• [Task to complete]:
Rewrite the lines from the line with "leader-line-ctb-locker [135,304,149,315]" up to and including the line with "pie-svg-2015-2016: Teslacrypt, 48.81%", substituting "connector-line" for "leader-line" and leaving everything else unchanged.

• [Spatial layout entries]:
□ □ □ □

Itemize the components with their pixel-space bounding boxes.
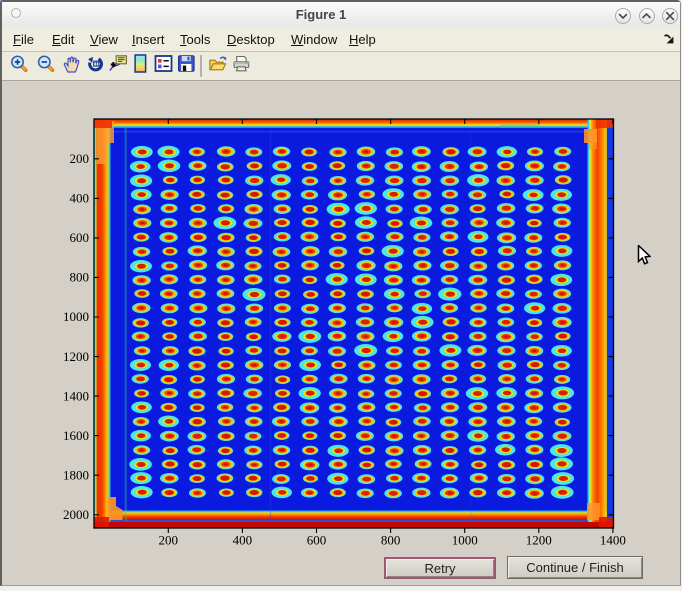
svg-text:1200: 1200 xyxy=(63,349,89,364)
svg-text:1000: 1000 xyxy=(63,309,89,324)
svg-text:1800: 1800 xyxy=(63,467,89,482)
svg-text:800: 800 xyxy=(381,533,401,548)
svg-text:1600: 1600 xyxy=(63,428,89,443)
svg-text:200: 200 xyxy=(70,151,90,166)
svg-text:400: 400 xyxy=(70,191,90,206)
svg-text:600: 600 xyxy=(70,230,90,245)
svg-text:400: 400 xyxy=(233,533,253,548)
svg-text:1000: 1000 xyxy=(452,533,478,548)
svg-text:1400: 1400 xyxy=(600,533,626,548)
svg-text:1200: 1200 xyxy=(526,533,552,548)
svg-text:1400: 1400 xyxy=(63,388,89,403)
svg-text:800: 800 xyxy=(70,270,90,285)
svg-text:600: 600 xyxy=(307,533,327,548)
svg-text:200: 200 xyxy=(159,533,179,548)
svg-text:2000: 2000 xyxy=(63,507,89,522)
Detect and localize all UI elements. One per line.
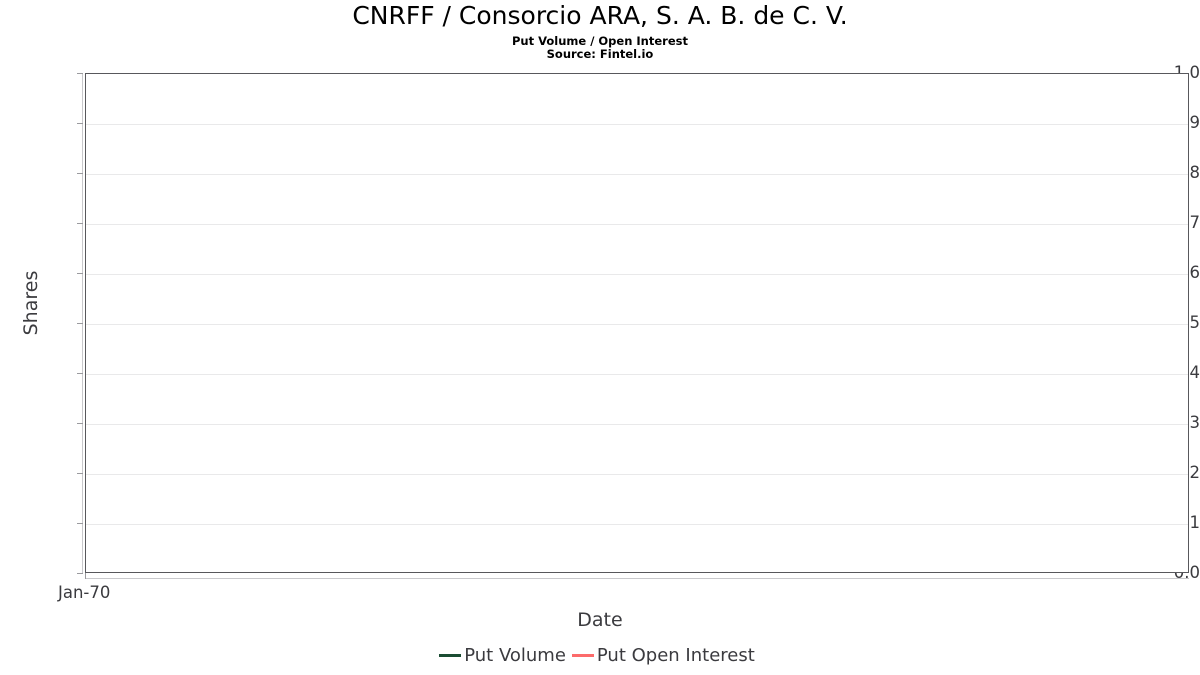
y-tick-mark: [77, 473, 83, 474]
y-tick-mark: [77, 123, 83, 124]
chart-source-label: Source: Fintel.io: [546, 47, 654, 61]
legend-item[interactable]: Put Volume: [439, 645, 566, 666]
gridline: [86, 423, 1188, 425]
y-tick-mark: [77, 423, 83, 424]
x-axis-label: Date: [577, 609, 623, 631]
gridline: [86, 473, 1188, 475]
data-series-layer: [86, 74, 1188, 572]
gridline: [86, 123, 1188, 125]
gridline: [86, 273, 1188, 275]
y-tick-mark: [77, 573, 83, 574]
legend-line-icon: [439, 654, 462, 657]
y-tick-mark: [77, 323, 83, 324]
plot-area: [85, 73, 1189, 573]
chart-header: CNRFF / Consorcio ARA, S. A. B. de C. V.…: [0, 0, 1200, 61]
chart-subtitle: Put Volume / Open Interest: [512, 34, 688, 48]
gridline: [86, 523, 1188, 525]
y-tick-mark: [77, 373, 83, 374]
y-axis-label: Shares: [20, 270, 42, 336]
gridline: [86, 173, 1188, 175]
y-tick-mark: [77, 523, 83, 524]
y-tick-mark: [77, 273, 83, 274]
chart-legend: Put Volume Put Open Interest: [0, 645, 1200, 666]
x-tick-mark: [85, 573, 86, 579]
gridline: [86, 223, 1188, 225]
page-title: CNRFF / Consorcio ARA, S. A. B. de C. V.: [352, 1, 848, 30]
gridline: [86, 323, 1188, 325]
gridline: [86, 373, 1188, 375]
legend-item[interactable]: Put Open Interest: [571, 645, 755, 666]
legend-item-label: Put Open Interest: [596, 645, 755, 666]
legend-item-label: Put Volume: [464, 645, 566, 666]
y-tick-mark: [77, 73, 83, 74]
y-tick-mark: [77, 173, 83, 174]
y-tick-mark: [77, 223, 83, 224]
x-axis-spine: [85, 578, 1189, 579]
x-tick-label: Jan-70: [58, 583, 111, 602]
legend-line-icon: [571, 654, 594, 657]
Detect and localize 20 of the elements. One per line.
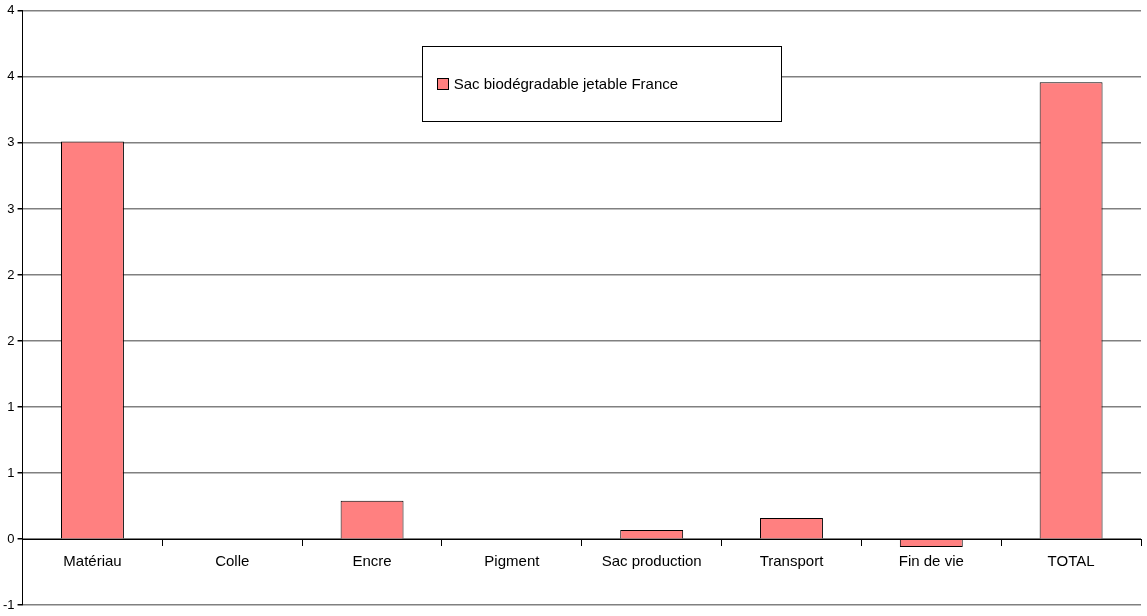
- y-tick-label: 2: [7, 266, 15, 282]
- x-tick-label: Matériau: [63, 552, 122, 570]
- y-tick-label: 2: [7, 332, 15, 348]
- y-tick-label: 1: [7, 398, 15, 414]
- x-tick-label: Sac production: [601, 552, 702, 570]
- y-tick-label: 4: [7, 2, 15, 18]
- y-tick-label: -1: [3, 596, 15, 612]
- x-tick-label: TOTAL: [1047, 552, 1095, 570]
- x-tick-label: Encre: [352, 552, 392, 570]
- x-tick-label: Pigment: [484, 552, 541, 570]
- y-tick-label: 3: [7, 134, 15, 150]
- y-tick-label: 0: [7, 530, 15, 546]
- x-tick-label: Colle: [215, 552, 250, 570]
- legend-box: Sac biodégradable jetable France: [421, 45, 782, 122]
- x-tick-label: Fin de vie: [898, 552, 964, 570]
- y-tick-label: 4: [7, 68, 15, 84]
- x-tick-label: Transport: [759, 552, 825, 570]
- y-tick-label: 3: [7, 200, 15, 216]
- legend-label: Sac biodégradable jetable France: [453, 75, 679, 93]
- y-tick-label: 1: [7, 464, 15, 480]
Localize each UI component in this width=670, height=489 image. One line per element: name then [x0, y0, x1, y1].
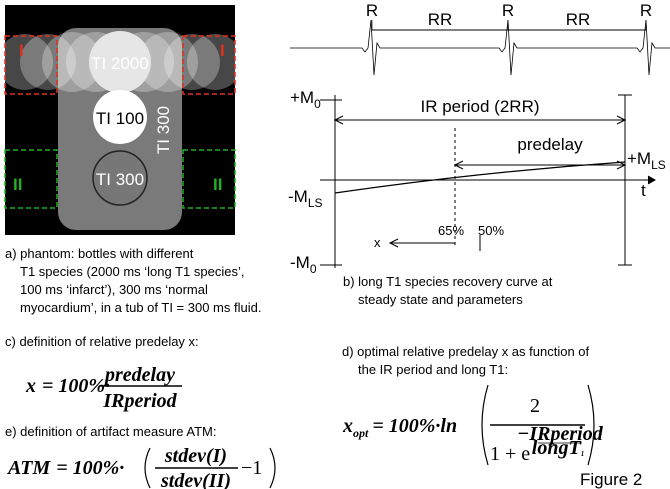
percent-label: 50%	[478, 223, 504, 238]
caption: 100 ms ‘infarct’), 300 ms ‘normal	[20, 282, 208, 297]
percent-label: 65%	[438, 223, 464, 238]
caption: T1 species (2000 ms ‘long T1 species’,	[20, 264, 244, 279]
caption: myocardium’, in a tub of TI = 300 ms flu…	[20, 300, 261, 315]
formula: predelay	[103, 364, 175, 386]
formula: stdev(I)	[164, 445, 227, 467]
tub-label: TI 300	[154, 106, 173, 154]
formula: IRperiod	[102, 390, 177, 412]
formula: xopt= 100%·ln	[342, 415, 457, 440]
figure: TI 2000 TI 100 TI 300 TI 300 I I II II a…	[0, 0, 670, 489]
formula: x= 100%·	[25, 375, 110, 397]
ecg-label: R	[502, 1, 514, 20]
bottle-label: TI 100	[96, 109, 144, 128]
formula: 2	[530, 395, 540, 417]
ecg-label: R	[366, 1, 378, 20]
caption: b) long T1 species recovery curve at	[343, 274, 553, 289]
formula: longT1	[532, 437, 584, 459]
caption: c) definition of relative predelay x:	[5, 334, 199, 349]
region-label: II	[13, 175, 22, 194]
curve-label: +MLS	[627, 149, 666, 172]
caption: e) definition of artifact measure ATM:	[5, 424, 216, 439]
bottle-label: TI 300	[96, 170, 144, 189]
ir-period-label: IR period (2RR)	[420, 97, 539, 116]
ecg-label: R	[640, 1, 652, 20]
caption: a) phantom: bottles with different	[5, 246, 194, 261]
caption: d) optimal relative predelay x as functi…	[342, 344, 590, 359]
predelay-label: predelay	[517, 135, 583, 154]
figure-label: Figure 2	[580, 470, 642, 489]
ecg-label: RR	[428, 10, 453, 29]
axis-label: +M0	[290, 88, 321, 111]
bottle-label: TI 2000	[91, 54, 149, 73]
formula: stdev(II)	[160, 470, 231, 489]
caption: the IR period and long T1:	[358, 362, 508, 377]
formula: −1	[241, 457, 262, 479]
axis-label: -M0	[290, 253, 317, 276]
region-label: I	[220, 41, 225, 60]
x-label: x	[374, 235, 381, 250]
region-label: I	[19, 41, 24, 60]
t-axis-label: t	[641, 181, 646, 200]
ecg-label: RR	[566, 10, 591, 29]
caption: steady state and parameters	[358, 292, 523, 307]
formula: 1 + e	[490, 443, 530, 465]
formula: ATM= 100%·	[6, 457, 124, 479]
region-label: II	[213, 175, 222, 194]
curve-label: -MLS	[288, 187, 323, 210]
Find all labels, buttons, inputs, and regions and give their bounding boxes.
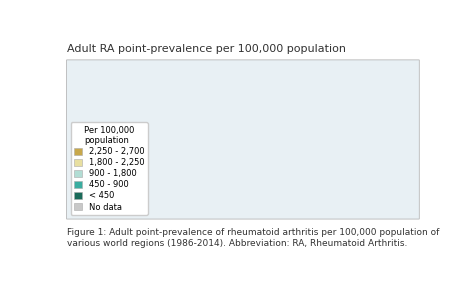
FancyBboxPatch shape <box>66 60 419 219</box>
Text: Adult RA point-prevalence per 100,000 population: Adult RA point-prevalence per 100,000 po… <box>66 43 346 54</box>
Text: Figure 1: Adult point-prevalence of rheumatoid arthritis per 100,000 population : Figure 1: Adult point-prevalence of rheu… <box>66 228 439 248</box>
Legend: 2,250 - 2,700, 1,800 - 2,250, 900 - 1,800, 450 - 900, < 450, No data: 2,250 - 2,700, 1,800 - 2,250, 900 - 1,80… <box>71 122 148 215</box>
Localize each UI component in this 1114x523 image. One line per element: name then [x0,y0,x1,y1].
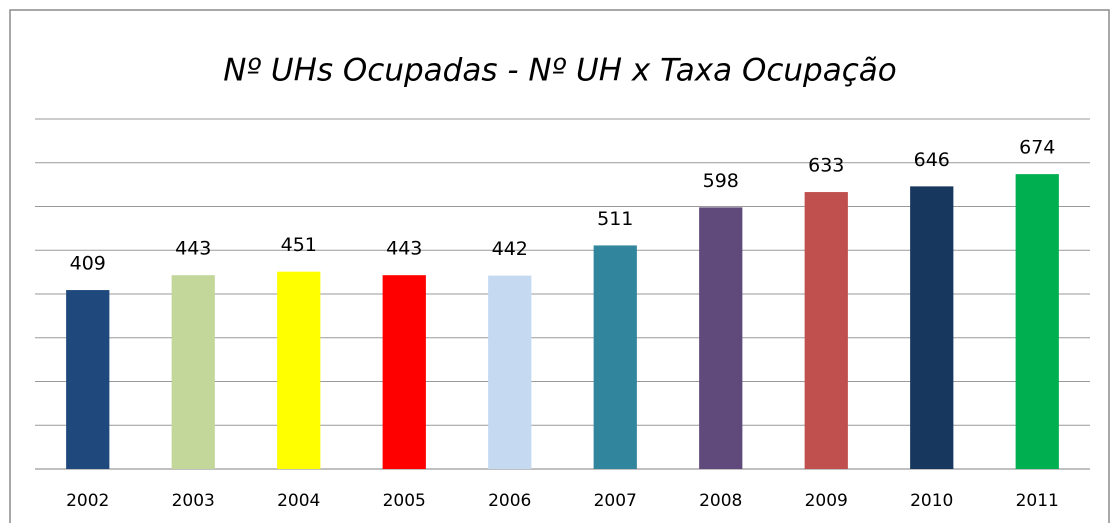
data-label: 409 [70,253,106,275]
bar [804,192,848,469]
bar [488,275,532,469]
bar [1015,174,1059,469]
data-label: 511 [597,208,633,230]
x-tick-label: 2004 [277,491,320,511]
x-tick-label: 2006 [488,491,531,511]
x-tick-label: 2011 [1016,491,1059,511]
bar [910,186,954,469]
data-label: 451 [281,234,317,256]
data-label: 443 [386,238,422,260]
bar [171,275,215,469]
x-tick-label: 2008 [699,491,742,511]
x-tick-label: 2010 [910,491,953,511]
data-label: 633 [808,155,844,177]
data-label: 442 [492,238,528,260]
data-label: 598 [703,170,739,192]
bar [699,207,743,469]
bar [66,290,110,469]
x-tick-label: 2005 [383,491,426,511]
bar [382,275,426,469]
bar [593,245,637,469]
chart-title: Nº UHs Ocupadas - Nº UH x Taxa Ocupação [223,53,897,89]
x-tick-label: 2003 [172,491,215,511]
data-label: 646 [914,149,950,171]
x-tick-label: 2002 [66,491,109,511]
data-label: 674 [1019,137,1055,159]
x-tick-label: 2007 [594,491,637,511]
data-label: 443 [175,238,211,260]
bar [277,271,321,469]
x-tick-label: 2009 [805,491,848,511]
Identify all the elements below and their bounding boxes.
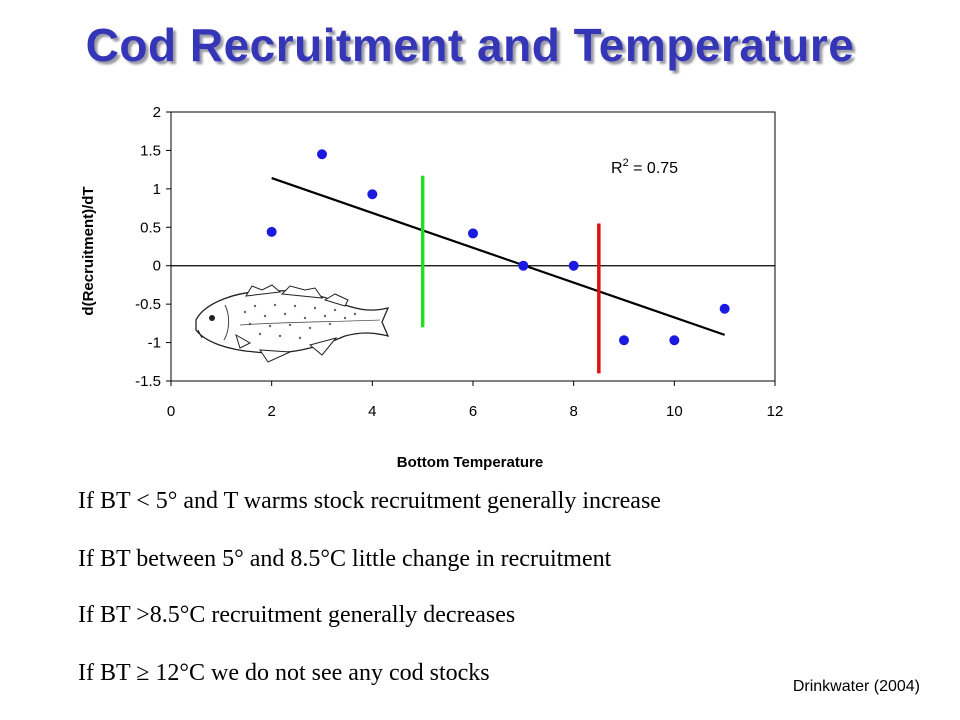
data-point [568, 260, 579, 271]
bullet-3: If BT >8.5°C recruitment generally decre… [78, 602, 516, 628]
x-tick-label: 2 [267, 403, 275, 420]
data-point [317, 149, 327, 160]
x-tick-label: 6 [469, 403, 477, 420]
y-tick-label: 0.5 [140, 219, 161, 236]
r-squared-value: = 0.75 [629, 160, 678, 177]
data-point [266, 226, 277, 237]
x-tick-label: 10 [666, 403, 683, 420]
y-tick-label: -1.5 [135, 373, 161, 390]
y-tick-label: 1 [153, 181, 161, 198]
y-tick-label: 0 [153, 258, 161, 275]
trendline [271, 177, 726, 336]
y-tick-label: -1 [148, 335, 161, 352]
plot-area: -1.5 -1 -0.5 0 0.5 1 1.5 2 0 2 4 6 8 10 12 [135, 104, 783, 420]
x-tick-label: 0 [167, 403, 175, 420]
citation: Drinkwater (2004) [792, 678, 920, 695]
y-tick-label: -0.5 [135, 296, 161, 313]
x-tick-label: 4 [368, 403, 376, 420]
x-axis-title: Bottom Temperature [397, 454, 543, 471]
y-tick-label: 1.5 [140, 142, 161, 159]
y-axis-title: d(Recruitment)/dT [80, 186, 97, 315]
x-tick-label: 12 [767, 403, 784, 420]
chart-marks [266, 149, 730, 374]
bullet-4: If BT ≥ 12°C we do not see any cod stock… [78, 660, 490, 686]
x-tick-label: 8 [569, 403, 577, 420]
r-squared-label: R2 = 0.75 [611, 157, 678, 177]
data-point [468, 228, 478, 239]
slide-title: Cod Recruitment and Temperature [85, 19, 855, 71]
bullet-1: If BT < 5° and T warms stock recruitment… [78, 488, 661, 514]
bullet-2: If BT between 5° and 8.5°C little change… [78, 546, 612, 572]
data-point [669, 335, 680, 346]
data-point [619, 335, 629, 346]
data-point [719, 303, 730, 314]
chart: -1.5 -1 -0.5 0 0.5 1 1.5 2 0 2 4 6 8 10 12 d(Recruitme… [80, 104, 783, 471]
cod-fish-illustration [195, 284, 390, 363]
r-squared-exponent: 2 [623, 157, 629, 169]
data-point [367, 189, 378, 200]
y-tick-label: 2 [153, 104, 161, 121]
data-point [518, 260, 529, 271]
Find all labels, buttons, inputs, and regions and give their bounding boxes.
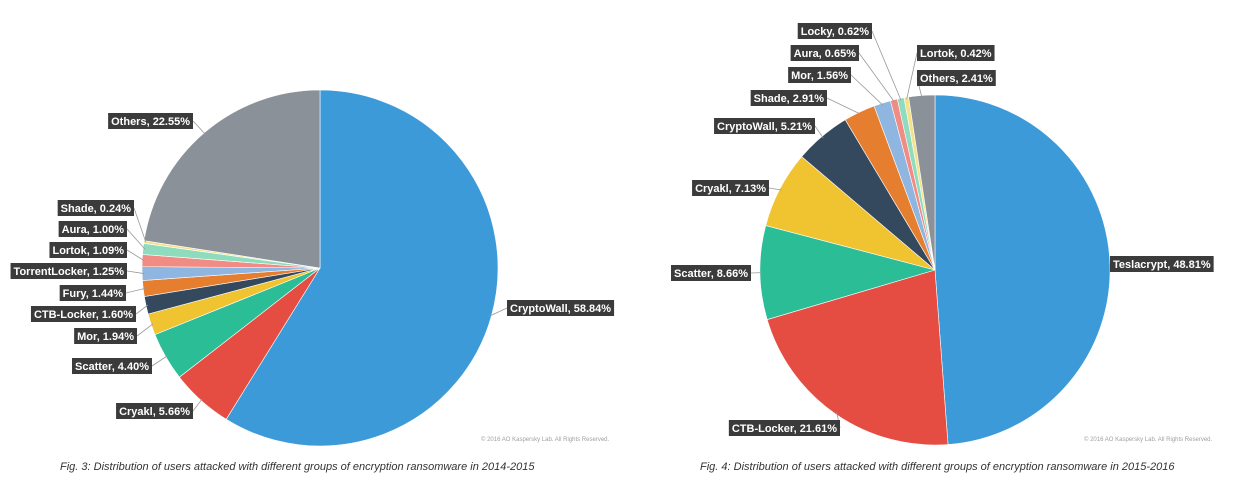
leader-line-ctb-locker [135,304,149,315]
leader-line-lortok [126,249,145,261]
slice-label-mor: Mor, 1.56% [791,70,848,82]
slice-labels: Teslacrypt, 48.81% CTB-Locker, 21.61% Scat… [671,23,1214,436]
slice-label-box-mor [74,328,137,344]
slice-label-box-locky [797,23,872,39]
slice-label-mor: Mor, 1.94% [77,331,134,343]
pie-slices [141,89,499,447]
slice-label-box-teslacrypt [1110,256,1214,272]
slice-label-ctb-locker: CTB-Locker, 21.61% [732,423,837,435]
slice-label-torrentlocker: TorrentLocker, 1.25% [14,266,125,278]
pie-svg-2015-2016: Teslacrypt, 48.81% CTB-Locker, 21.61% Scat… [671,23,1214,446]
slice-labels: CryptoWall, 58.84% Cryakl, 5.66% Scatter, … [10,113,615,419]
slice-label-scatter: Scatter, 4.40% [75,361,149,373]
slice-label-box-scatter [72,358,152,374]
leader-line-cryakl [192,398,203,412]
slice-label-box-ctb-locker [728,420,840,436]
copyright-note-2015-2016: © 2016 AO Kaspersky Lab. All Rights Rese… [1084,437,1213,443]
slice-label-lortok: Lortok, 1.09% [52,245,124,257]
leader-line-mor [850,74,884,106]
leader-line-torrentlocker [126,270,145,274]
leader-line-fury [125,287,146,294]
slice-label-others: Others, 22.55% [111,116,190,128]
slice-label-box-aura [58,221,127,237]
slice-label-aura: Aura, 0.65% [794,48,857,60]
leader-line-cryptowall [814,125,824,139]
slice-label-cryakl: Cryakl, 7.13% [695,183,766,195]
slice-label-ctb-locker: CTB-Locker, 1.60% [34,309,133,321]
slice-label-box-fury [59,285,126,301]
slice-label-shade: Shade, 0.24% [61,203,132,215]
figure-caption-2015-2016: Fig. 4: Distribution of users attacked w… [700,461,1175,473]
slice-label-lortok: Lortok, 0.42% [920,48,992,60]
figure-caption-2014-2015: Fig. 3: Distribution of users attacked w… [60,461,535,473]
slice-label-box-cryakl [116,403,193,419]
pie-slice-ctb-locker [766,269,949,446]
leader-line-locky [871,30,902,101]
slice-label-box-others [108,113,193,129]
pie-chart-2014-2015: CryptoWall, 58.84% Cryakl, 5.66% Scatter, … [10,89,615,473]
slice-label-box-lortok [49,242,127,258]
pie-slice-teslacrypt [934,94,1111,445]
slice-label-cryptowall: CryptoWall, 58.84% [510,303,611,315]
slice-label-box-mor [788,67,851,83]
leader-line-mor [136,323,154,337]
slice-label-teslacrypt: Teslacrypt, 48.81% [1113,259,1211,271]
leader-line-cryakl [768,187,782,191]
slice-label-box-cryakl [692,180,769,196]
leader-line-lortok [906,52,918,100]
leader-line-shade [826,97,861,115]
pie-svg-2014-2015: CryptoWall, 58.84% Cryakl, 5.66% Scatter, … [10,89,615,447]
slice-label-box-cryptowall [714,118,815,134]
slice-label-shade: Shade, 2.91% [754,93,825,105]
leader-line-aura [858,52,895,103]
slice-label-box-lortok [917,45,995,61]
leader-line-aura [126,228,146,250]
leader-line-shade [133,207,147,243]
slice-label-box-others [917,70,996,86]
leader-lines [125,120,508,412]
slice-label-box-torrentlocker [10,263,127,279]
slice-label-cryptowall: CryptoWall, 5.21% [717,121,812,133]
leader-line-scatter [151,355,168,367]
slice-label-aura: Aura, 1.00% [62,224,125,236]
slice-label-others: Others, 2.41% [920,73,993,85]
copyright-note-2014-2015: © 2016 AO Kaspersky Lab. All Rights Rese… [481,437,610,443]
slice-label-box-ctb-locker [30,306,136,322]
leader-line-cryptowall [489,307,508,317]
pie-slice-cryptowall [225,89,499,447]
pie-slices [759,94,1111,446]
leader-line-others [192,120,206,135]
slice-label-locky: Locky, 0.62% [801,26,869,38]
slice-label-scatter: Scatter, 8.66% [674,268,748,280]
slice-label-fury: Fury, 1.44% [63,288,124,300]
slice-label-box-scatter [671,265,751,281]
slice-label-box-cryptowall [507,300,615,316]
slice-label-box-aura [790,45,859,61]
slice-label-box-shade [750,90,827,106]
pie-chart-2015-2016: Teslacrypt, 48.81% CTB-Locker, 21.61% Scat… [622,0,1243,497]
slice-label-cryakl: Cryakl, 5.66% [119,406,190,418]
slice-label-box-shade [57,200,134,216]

□ □ □ □

• [Response to this task]:
connector-line-ctb-locker [135,304,149,315]
connector-line-lortok [126,249,145,261]
slice-label-mor: Mor, 1.56% [791,70,848,82]
slice-labels: Teslacrypt, 48.81% CTB-Locker, 21.61% Scat… [671,23,1214,436]
slice-label-box-mor [74,328,137,344]
slice-label-box-locky [797,23,872,39]
slice-label-mor: Mor, 1.94% [77,331,134,343]
pie-slices [141,89,499,447]
slice-label-box-teslacrypt [1110,256,1214,272]
slice-label-ctb-locker: CTB-Locker, 21.61% [732,423,837,435]
slice-label-torrentlocker: TorrentLocker, 1.25% [14,266,125,278]
pie-svg-2015-2016: Teslacrypt, 48.81% CTB-Locker, 21.61% Scat… [671,23,1214,446]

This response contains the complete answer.